> WORK TO COMPLETE: Find the lines holding the string "ylabel" in the data, then copy all of them.

> SOURCE RECORDS:
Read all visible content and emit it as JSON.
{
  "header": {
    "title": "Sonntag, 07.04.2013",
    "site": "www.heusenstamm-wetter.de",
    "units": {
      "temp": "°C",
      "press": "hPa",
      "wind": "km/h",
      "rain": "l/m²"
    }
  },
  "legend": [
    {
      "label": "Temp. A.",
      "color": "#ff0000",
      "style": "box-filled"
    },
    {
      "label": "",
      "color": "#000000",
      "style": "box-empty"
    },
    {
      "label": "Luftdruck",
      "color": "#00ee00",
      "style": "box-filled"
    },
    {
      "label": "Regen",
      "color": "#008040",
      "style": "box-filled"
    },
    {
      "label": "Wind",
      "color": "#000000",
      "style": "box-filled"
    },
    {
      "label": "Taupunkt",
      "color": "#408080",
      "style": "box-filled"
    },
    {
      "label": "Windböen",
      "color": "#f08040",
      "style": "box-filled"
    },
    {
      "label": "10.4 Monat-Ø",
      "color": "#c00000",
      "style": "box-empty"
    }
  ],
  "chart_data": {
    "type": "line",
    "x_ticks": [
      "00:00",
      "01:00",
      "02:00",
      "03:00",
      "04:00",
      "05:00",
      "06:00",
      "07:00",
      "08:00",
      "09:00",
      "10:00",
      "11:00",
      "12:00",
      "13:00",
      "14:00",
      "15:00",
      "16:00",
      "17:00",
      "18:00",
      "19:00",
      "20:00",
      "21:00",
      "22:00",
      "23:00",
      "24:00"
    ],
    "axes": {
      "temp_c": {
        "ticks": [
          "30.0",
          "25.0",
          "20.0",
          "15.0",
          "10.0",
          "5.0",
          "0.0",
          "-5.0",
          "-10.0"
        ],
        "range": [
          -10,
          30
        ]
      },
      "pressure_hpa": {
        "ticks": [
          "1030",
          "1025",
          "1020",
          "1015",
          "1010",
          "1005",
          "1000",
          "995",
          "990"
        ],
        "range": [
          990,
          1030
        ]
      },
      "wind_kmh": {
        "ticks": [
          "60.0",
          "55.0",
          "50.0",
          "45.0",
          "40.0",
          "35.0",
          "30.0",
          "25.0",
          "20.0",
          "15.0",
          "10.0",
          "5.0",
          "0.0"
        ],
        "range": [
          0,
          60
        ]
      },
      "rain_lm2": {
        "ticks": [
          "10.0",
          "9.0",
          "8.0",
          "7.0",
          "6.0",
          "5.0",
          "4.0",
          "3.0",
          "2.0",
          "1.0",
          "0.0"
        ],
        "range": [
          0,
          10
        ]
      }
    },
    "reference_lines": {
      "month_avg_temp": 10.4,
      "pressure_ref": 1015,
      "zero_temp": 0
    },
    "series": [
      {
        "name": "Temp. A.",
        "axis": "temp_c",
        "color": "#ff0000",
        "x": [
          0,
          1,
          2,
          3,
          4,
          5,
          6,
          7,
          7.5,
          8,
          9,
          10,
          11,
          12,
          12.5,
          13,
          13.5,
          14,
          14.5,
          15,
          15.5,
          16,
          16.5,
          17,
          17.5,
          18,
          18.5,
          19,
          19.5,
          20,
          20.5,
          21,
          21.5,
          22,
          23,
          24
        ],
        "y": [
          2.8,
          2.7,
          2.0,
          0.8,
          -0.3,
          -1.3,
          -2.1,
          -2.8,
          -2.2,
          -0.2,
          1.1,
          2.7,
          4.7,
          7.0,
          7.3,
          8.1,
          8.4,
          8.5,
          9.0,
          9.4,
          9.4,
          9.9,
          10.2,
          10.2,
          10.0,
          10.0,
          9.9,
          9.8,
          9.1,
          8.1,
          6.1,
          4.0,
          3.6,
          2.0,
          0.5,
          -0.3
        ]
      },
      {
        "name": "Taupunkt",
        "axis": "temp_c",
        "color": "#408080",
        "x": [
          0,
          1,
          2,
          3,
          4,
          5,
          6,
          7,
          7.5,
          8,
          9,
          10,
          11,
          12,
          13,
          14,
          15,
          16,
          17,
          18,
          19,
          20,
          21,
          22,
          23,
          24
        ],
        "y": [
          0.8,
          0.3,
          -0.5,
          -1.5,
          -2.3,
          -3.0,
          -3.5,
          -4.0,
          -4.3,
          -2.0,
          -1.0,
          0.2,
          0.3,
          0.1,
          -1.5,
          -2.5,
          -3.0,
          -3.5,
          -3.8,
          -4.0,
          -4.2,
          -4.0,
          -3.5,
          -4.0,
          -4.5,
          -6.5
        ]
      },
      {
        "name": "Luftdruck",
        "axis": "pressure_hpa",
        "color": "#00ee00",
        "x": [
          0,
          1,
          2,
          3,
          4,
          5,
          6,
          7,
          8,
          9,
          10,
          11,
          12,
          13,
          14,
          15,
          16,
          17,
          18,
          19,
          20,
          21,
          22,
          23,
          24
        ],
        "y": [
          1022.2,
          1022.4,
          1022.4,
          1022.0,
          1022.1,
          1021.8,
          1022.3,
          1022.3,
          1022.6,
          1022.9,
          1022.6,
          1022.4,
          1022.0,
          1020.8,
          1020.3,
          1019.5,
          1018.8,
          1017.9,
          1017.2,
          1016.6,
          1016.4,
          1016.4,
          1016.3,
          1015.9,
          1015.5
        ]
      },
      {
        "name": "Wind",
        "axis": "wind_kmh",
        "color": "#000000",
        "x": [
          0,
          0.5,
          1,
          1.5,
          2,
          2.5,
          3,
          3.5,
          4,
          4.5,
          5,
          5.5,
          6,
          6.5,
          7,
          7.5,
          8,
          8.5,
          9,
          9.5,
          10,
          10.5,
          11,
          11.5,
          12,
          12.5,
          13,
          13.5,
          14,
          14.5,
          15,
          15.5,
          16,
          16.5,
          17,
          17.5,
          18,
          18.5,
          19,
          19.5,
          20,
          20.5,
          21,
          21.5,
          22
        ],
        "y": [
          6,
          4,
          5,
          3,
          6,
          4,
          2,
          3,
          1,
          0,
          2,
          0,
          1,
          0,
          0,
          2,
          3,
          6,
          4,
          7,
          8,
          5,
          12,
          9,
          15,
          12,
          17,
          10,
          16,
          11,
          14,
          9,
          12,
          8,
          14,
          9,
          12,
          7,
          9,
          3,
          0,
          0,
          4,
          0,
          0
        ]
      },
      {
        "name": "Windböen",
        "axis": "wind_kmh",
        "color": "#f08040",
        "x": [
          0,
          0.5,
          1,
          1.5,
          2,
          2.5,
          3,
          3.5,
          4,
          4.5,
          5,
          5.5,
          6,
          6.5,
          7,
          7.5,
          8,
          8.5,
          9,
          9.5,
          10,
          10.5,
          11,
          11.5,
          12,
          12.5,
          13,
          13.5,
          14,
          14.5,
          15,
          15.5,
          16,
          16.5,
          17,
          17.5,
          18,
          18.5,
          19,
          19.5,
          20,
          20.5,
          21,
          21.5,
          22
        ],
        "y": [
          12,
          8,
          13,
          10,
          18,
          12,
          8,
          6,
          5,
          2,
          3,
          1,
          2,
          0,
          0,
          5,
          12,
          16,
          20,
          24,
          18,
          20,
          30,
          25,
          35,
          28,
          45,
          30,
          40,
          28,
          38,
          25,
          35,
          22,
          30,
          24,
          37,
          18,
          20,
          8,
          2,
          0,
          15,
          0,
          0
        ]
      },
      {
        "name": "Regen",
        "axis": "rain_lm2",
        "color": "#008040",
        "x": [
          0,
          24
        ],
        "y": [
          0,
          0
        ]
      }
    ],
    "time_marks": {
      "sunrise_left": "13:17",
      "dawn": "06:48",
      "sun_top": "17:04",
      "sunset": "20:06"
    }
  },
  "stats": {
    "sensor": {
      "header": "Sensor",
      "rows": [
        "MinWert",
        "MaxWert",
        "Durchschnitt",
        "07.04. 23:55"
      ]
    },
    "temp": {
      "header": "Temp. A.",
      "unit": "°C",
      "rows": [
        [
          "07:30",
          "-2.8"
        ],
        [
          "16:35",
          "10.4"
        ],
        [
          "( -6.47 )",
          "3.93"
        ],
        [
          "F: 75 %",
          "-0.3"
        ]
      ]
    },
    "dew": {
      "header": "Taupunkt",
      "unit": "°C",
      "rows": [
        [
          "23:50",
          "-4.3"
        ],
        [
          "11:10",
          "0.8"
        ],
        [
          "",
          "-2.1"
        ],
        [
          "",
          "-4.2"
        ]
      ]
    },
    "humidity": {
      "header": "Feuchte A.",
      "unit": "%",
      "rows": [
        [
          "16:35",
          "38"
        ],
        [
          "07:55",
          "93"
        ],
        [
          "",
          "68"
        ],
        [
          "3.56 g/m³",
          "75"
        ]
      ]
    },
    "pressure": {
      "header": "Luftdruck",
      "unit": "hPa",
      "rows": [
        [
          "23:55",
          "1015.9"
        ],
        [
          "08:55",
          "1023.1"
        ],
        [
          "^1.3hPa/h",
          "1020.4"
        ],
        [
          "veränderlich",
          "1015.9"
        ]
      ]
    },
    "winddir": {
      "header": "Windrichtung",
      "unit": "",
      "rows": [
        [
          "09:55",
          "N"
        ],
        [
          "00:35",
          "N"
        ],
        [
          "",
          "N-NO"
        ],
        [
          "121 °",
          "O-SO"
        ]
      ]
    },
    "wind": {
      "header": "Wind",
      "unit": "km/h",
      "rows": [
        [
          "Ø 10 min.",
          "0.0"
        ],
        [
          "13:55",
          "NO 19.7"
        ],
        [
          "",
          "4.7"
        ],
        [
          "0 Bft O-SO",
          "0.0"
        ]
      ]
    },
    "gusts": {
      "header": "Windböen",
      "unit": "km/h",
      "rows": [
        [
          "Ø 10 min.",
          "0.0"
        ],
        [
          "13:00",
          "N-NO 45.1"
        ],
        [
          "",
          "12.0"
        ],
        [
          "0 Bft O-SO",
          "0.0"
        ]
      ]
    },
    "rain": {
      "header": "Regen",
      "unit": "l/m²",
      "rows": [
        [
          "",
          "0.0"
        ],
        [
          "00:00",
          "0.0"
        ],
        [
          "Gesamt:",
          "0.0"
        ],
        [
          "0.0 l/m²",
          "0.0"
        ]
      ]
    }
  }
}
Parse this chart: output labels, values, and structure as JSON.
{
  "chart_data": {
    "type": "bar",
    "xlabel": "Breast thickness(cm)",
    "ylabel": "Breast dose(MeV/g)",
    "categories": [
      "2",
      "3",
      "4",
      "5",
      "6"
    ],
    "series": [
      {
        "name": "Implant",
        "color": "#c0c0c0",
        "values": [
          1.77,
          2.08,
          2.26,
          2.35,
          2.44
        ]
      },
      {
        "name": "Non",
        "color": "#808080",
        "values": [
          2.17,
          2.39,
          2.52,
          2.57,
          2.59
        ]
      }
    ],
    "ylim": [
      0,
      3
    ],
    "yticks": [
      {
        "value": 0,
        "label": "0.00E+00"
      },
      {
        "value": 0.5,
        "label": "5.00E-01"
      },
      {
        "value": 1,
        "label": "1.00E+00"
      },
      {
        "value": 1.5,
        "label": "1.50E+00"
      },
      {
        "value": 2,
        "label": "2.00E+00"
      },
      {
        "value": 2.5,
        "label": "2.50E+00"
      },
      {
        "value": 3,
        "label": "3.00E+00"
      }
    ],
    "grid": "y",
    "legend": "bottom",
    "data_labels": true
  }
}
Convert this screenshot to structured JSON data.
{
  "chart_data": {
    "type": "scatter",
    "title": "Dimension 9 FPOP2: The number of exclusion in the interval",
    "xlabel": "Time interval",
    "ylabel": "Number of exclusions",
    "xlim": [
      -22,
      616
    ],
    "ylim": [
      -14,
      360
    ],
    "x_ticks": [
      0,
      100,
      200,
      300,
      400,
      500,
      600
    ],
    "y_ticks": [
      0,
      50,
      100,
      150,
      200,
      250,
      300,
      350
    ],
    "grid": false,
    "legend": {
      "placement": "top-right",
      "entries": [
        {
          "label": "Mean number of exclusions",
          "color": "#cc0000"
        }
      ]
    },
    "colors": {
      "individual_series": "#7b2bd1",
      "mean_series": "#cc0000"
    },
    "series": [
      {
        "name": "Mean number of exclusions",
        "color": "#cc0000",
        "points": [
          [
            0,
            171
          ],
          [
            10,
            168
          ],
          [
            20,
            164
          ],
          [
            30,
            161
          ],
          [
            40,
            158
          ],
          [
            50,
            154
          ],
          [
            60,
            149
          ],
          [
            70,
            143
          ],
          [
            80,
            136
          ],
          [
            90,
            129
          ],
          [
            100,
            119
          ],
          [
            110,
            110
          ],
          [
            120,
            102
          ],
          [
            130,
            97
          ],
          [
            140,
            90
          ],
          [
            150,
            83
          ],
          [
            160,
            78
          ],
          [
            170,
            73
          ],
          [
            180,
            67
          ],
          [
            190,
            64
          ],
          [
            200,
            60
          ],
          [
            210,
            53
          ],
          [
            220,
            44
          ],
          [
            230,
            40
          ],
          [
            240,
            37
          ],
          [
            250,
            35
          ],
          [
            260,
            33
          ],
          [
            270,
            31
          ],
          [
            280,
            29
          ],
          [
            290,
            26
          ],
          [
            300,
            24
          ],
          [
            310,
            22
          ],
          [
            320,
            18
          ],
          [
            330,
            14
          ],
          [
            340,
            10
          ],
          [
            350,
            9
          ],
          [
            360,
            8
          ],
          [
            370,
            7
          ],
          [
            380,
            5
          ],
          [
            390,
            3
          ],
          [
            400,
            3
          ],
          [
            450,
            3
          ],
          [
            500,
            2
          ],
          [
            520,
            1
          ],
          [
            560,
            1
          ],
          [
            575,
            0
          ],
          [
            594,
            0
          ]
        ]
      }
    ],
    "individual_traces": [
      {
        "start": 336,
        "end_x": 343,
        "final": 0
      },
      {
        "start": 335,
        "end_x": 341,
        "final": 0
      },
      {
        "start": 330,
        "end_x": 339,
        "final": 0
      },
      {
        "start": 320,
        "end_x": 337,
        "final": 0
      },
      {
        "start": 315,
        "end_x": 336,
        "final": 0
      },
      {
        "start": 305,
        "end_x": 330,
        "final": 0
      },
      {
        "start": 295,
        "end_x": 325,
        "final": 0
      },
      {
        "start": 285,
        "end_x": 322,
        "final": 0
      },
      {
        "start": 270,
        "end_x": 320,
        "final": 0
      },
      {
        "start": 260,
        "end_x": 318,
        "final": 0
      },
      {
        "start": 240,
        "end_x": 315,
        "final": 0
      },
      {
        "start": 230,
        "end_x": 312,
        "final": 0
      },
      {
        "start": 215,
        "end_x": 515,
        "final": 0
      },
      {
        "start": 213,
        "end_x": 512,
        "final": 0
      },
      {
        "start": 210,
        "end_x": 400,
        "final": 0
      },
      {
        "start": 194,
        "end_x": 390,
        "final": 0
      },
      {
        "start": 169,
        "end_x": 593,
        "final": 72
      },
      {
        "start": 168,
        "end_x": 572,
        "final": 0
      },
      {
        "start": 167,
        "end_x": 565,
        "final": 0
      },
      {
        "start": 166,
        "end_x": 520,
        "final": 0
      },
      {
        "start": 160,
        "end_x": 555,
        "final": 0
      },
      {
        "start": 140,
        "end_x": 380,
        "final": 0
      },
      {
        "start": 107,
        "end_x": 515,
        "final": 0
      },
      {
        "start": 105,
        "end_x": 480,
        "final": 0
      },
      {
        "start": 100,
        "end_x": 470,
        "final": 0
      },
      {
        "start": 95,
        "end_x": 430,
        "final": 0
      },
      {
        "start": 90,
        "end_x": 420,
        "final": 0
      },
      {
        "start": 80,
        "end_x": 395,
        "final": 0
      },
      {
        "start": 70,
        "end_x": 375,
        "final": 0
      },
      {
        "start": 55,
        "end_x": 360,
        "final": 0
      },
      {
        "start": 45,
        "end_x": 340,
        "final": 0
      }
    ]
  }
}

> THE COMPLETED TASK:
    "ylabel": "Breast dose(MeV/g)",
    "ylabel": "Number of exclusions",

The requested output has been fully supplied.